▶ STATED TASK
Your task is to locate every line holding the string "Направление" and to copy each of them.
********
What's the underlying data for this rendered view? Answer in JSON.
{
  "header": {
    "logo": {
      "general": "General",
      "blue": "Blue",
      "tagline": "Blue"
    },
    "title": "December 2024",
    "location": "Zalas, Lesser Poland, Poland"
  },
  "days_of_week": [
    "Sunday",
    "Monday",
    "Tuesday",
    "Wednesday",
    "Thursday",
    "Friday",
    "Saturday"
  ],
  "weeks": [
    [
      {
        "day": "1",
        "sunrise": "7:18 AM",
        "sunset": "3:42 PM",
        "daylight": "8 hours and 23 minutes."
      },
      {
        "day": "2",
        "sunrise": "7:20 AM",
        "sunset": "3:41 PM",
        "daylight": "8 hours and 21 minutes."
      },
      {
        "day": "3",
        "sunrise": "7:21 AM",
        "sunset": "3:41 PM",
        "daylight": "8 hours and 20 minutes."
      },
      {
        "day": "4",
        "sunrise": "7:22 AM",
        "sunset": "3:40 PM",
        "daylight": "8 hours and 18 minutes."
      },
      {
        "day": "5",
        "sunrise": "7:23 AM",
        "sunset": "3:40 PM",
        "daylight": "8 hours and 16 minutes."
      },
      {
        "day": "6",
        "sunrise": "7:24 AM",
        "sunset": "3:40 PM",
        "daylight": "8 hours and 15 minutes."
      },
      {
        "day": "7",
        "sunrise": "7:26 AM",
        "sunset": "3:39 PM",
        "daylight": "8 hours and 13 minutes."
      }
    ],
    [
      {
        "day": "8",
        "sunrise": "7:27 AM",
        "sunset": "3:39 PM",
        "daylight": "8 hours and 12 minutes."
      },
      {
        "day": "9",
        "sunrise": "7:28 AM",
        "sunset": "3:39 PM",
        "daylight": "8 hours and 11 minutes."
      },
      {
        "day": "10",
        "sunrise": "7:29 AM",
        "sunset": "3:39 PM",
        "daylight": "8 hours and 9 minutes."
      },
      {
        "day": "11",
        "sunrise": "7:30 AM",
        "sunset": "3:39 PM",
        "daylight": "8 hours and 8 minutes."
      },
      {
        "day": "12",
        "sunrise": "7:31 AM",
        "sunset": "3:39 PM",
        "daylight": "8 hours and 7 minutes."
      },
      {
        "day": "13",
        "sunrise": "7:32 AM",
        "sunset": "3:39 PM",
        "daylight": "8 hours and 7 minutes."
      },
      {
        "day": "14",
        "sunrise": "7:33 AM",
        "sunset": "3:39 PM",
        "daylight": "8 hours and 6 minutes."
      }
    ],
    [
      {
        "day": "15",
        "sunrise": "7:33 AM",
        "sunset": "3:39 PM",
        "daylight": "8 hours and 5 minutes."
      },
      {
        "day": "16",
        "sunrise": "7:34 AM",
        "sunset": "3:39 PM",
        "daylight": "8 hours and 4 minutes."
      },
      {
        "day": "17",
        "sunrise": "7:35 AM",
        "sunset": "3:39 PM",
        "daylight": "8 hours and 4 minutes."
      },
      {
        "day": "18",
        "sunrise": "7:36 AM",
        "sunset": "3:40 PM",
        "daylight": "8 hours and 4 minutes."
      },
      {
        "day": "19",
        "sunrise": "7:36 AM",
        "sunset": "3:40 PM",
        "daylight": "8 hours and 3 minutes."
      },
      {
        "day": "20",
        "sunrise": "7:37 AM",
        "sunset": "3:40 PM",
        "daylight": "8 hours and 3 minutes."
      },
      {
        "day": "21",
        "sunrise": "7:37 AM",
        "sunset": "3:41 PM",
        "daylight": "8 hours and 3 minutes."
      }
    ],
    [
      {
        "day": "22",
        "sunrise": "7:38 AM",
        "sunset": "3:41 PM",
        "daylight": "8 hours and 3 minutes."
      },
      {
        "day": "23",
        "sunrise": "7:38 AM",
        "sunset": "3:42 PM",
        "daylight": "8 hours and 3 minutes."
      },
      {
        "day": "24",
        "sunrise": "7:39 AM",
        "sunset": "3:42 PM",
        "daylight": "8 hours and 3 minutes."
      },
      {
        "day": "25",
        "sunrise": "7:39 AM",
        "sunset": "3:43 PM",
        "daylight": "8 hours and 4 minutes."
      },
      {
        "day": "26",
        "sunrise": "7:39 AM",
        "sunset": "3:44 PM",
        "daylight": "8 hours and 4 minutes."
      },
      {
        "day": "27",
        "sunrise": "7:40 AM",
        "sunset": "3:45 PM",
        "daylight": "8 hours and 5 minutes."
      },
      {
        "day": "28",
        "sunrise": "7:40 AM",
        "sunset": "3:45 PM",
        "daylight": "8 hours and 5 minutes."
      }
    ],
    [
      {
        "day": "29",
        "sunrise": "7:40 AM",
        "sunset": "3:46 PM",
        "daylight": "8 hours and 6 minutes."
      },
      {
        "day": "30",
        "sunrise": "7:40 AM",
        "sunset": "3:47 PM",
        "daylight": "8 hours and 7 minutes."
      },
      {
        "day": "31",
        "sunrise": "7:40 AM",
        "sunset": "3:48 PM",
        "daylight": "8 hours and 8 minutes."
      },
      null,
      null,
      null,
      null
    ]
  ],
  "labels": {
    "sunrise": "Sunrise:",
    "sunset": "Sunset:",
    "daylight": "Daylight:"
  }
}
********
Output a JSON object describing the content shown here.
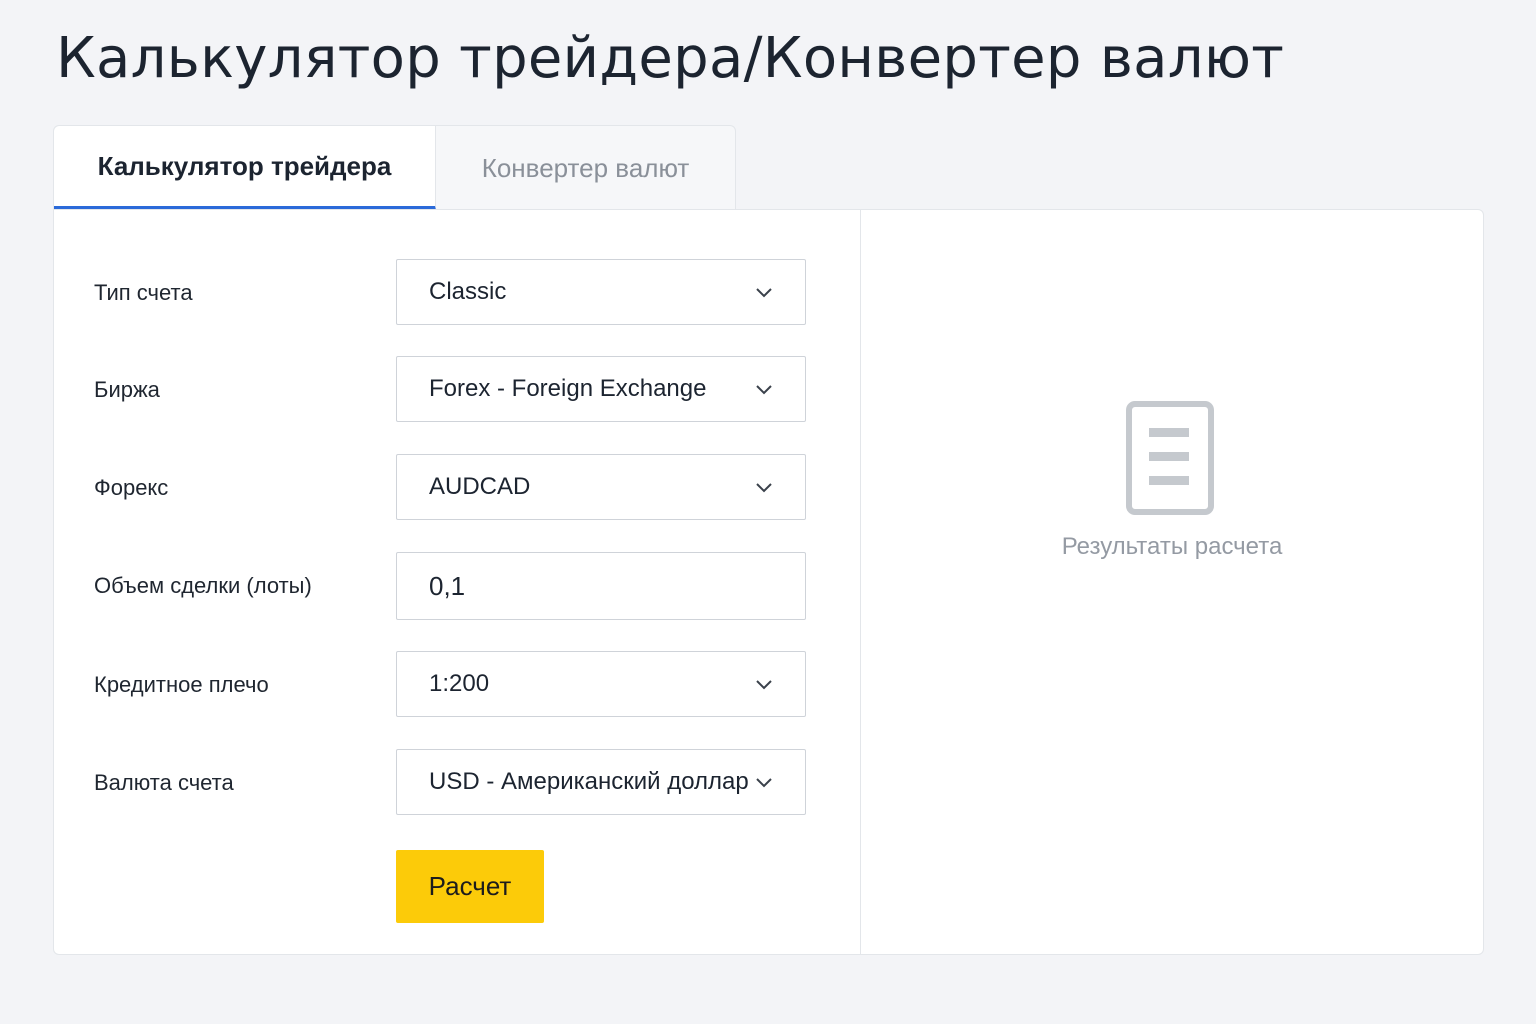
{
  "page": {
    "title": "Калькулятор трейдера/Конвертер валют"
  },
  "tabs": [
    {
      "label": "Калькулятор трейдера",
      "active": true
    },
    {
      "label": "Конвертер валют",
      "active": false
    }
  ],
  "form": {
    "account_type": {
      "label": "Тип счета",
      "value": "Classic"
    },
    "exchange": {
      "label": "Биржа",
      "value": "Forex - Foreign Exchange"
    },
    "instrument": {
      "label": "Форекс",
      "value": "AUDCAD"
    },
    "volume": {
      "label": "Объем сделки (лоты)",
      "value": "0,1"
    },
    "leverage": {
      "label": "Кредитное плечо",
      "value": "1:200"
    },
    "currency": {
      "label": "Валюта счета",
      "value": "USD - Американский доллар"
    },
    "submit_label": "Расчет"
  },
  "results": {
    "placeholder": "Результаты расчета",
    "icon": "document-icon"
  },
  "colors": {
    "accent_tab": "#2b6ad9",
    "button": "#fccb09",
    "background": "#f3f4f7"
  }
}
********
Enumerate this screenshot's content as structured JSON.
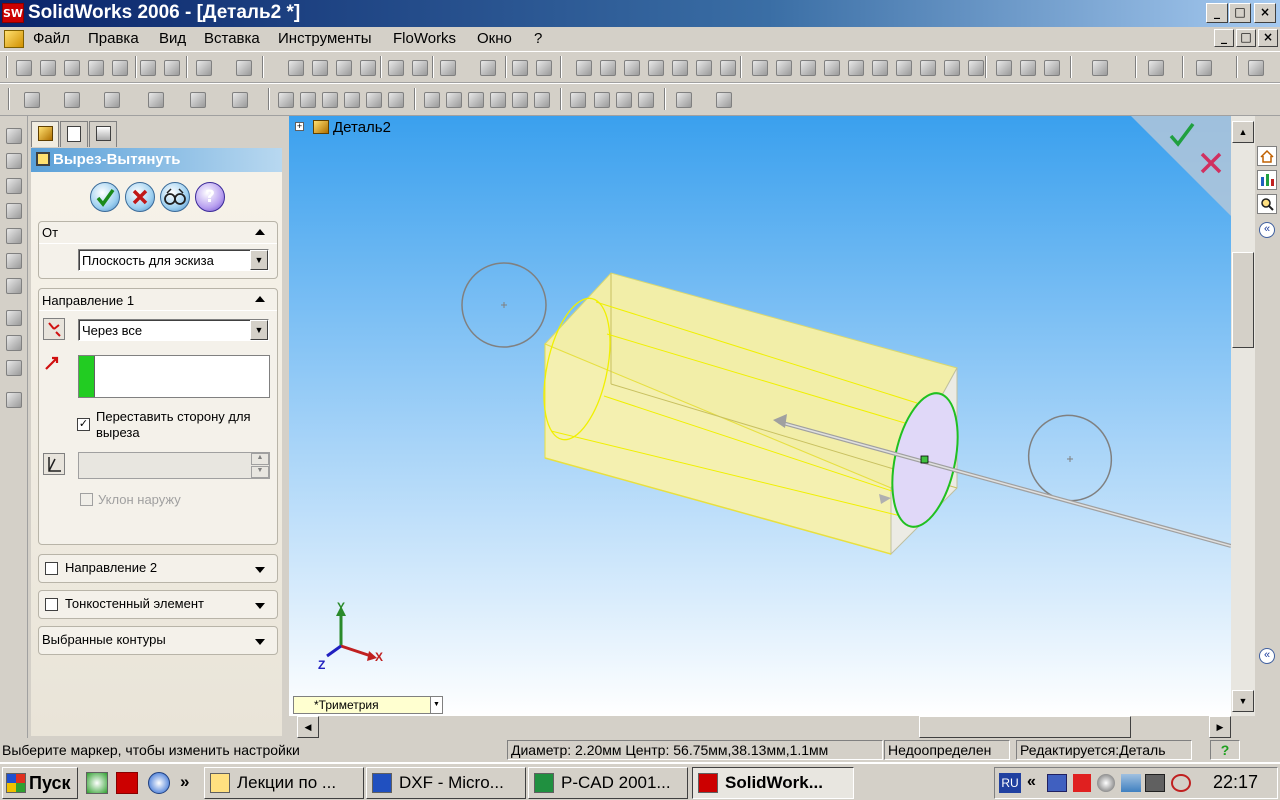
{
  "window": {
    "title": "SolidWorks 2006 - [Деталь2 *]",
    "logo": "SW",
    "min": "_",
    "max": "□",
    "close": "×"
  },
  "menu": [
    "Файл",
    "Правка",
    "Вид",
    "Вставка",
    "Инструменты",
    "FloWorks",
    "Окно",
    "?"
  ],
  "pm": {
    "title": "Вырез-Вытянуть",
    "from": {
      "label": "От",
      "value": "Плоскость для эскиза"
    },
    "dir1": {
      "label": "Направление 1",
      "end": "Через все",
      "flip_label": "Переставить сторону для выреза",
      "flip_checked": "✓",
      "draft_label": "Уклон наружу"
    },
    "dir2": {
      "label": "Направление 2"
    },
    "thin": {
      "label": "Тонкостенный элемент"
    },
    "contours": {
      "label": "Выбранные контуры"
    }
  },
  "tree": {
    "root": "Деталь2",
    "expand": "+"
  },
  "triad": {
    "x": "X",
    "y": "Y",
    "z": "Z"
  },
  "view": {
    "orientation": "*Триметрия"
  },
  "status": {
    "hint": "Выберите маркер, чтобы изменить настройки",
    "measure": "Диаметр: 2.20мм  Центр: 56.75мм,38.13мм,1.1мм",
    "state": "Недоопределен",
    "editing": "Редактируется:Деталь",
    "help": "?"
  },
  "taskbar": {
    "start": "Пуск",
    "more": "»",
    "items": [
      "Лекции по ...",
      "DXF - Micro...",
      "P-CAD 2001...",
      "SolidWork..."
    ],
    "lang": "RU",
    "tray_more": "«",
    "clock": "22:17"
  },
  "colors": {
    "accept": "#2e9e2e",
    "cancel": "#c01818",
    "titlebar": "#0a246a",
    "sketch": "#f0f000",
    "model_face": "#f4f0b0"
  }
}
********
▶ EXPECTED ANSWER
      "label": "Направление 1",
      "label": "Направление 2"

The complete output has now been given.